▸ **Input data**
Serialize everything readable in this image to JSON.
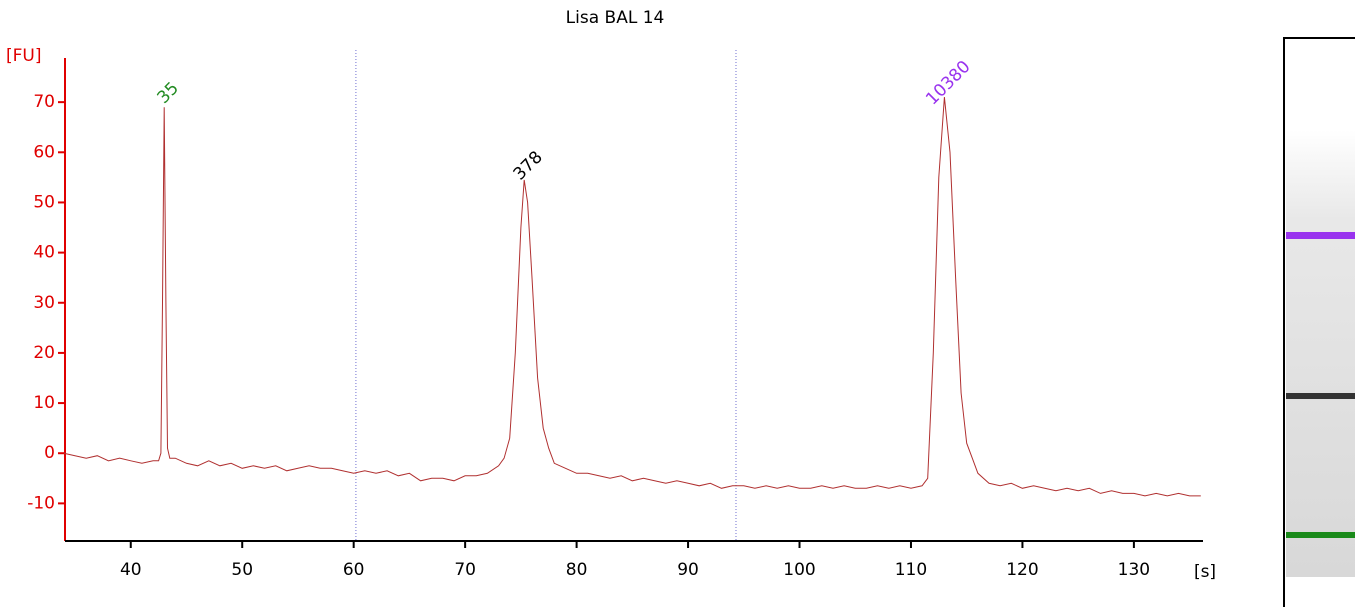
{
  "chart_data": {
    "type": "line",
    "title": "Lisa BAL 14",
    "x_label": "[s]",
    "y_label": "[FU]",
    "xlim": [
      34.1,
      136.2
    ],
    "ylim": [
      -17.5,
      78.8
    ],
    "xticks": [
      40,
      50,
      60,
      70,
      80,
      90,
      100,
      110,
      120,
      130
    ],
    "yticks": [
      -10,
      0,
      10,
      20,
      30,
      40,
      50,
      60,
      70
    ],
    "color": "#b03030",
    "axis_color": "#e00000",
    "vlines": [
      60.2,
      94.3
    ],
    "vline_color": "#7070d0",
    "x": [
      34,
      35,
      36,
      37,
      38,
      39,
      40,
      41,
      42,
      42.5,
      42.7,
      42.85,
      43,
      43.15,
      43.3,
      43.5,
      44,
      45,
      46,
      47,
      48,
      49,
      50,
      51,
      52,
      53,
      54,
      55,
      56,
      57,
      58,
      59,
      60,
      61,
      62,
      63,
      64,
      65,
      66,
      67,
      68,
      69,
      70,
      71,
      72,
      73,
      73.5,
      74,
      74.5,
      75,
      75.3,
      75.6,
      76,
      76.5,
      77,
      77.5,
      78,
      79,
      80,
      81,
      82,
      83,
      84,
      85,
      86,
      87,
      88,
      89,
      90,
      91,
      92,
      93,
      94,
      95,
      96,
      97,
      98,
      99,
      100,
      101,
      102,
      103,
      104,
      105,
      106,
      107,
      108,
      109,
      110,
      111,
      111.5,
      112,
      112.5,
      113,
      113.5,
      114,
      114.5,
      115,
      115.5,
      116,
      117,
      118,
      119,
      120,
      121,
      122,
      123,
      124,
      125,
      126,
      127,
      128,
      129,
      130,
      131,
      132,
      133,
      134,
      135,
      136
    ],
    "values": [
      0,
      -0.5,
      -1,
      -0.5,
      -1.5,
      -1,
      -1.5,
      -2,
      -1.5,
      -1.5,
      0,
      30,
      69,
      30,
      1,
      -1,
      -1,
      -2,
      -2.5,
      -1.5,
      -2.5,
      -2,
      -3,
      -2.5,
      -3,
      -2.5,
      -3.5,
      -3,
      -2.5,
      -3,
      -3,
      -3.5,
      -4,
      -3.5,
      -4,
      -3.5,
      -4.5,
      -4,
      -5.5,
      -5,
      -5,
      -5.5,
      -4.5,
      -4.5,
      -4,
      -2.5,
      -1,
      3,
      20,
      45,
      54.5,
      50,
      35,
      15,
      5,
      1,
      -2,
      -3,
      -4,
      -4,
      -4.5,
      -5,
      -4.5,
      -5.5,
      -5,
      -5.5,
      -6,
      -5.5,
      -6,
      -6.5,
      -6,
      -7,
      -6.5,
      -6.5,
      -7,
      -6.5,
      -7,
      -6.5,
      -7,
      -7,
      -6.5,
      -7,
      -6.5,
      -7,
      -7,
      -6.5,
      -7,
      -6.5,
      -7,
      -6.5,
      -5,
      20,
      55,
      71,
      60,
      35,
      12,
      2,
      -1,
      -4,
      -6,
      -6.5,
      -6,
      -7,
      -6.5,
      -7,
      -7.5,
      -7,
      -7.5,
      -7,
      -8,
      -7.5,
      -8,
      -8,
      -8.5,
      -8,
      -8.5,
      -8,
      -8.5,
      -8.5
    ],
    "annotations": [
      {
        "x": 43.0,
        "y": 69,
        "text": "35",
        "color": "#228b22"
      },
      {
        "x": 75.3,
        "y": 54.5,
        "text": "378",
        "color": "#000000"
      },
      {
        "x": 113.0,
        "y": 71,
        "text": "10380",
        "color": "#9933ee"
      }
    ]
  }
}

▸ **Exercise task**
Make a word-for-word copy of the entries, without any pictures.

▸ **Finished task**
Serialize everything readable in this image to JSON.
{
  "chart_data": {
    "type": "line",
    "title": "Lisa BAL 14",
    "x_label": "[s]",
    "y_label": "[FU]",
    "xlim": [
      34.1,
      136.2
    ],
    "ylim": [
      -17.5,
      78.8
    ],
    "xticks": [
      40,
      50,
      60,
      70,
      80,
      90,
      100,
      110,
      120,
      130
    ],
    "yticks": [
      -10,
      0,
      10,
      20,
      30,
      40,
      50,
      60,
      70
    ],
    "color": "#b03030",
    "axis_color": "#e00000",
    "vlines": [
      60.2,
      94.3
    ],
    "vline_color": "#7070d0",
    "x": [
      34,
      35,
      36,
      37,
      38,
      39,
      40,
      41,
      42,
      42.5,
      42.7,
      42.85,
      43,
      43.15,
      43.3,
      43.5,
      44,
      45,
      46,
      47,
      48,
      49,
      50,
      51,
      52,
      53,
      54,
      55,
      56,
      57,
      58,
      59,
      60,
      61,
      62,
      63,
      64,
      65,
      66,
      67,
      68,
      69,
      70,
      71,
      72,
      73,
      73.5,
      74,
      74.5,
      75,
      75.3,
      75.6,
      76,
      76.5,
      77,
      77.5,
      78,
      79,
      80,
      81,
      82,
      83,
      84,
      85,
      86,
      87,
      88,
      89,
      90,
      91,
      92,
      93,
      94,
      95,
      96,
      97,
      98,
      99,
      100,
      101,
      102,
      103,
      104,
      105,
      106,
      107,
      108,
      109,
      110,
      111,
      111.5,
      112,
      112.5,
      113,
      113.5,
      114,
      114.5,
      115,
      115.5,
      116,
      117,
      118,
      119,
      120,
      121,
      122,
      123,
      124,
      125,
      126,
      127,
      128,
      129,
      130,
      131,
      132,
      133,
      134,
      135,
      136
    ],
    "values": [
      0,
      -0.5,
      -1,
      -0.5,
      -1.5,
      -1,
      -1.5,
      -2,
      -1.5,
      -1.5,
      0,
      30,
      69,
      30,
      1,
      -1,
      -1,
      -2,
      -2.5,
      -1.5,
      -2.5,
      -2,
      -3,
      -2.5,
      -3,
      -2.5,
      -3.5,
      -3,
      -2.5,
      -3,
      -3,
      -3.5,
      -4,
      -3.5,
      -4,
      -3.5,
      -4.5,
      -4,
      -5.5,
      -5,
      -5,
      -5.5,
      -4.5,
      -4.5,
      -4,
      -2.5,
      -1,
      3,
      20,
      45,
      54.5,
      50,
      35,
      15,
      5,
      1,
      -2,
      -3,
      -4,
      -4,
      -4.5,
      -5,
      -4.5,
      -5.5,
      -5,
      -5.5,
      -6,
      -5.5,
      -6,
      -6.5,
      -6,
      -7,
      -6.5,
      -6.5,
      -7,
      -6.5,
      -7,
      -6.5,
      -7,
      -7,
      -6.5,
      -7,
      -6.5,
      -7,
      -7,
      -6.5,
      -7,
      -6.5,
      -7,
      -6.5,
      -5,
      20,
      55,
      71,
      60,
      35,
      12,
      2,
      -1,
      -4,
      -6,
      -6.5,
      -6,
      -7,
      -6.5,
      -7,
      -7.5,
      -7,
      -7.5,
      -7,
      -8,
      -7.5,
      -8,
      -8,
      -8.5,
      -8,
      -8.5,
      -8,
      -8.5,
      -8.5
    ],
    "annotations": [
      {
        "x": 43.0,
        "y": 69,
        "text": "35",
        "color": "#228b22"
      },
      {
        "x": 75.3,
        "y": 54.5,
        "text": "378",
        "color": "#000000"
      },
      {
        "x": 113.0,
        "y": 71,
        "text": "10380",
        "color": "#9933ee"
      }
    ]
  }
}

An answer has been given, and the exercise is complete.